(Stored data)

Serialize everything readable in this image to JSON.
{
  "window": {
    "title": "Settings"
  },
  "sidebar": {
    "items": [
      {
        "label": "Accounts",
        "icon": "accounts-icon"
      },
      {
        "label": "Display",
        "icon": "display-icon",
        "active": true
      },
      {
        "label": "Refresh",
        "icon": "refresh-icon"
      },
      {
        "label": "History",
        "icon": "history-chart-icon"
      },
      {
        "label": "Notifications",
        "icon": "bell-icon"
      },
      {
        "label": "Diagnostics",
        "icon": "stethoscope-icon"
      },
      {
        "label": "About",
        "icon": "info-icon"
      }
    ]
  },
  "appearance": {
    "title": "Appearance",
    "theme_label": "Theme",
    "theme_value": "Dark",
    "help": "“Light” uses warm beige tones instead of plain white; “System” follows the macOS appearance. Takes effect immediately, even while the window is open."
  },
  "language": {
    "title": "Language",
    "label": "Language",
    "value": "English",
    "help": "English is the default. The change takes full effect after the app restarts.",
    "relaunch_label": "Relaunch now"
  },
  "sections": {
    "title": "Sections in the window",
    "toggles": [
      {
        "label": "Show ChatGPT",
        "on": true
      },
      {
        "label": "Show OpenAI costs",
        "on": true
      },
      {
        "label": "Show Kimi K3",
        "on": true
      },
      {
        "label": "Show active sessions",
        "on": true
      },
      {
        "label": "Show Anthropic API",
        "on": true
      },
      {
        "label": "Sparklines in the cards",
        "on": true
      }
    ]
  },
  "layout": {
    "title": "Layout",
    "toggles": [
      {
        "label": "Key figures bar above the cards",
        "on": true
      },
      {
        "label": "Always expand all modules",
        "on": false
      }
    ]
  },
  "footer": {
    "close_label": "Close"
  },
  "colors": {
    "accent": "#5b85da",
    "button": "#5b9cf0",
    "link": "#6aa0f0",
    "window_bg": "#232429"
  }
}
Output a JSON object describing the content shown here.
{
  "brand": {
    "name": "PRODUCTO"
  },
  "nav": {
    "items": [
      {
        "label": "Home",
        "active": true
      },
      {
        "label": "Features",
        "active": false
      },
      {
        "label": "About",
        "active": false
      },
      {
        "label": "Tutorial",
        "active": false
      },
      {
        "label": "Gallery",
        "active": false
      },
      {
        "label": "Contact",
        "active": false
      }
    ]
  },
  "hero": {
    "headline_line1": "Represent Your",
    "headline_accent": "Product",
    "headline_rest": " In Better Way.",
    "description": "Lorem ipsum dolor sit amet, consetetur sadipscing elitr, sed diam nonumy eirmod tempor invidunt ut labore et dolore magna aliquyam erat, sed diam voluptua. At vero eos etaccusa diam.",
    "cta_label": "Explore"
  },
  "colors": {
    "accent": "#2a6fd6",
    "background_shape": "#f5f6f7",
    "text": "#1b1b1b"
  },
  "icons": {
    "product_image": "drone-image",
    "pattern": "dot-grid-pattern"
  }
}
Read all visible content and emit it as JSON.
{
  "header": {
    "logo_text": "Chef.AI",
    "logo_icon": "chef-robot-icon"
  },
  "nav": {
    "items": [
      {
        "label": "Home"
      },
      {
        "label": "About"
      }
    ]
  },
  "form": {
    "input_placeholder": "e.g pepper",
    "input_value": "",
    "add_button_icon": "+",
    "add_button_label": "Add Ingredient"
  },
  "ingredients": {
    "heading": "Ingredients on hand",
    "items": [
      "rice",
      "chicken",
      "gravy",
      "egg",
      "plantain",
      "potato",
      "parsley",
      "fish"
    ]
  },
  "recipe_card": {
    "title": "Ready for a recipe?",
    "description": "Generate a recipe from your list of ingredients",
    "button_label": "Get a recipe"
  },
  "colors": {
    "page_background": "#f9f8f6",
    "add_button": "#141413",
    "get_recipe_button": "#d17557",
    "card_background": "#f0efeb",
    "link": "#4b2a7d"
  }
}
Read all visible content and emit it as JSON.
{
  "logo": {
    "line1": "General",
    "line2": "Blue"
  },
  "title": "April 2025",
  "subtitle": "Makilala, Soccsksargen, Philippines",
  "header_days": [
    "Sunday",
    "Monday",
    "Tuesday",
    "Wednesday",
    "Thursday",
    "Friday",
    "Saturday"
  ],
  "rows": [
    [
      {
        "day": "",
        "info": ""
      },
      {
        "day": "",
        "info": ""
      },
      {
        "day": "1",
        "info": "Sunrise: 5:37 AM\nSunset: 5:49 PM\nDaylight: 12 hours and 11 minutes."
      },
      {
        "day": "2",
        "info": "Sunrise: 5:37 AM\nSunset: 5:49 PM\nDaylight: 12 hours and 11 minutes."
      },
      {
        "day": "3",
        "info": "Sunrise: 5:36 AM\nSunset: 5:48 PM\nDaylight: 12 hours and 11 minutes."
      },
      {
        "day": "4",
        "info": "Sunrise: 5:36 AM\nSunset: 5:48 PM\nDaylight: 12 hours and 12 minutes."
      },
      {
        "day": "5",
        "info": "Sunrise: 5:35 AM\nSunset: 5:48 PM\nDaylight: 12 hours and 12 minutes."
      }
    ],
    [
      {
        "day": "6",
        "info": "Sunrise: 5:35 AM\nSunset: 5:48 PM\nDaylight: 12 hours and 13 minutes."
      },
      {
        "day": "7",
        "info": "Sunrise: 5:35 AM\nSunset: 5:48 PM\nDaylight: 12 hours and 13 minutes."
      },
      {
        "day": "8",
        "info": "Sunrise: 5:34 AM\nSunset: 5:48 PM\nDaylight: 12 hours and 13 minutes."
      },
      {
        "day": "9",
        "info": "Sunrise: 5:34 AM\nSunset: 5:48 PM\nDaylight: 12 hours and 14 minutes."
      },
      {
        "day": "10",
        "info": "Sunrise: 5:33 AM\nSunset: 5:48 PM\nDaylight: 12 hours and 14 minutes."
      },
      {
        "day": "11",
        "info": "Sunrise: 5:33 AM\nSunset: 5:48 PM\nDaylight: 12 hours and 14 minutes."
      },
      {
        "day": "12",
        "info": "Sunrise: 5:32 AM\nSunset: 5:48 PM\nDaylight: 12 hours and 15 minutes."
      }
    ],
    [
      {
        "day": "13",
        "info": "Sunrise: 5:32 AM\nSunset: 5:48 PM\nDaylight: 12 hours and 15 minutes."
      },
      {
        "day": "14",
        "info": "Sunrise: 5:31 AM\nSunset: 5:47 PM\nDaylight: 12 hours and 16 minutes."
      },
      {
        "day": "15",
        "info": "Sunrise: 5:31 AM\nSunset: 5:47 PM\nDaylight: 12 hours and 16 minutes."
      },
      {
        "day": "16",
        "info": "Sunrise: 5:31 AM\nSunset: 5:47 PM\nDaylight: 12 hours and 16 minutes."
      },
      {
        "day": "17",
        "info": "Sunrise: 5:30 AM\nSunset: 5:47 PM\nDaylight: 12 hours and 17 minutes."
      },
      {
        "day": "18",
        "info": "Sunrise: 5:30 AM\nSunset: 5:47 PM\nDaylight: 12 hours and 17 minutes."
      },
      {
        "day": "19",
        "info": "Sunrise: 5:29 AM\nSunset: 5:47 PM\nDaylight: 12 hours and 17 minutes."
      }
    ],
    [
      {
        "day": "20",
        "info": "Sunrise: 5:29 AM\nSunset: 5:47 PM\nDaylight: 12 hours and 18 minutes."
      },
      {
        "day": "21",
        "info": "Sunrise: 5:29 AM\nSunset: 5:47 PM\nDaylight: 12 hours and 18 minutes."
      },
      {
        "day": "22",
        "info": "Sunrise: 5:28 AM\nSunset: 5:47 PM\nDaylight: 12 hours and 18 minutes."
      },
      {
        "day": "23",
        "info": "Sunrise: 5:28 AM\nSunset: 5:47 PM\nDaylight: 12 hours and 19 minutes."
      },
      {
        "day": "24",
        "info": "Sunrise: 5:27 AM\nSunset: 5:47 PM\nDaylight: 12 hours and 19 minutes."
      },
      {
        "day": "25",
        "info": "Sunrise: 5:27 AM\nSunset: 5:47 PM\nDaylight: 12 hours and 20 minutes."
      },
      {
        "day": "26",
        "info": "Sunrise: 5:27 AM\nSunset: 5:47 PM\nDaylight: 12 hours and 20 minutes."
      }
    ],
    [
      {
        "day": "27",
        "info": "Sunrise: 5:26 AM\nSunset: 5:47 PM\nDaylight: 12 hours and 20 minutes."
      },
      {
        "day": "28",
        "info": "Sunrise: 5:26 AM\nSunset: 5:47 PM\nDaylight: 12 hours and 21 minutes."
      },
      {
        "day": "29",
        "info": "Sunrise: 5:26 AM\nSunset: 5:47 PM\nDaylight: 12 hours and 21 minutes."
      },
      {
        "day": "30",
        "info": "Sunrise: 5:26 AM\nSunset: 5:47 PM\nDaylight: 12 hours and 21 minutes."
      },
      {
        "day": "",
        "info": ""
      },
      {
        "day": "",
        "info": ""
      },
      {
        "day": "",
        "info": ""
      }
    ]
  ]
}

Required task>
Read through the lines above and collect those that contain the string "JSON".

Worked solution>
Serialize everything readable in this image to JSON.
Output a JSON object describing the content shown here.
Read all visible content and emit it as JSON.
Read all visible content and emit it as JSON.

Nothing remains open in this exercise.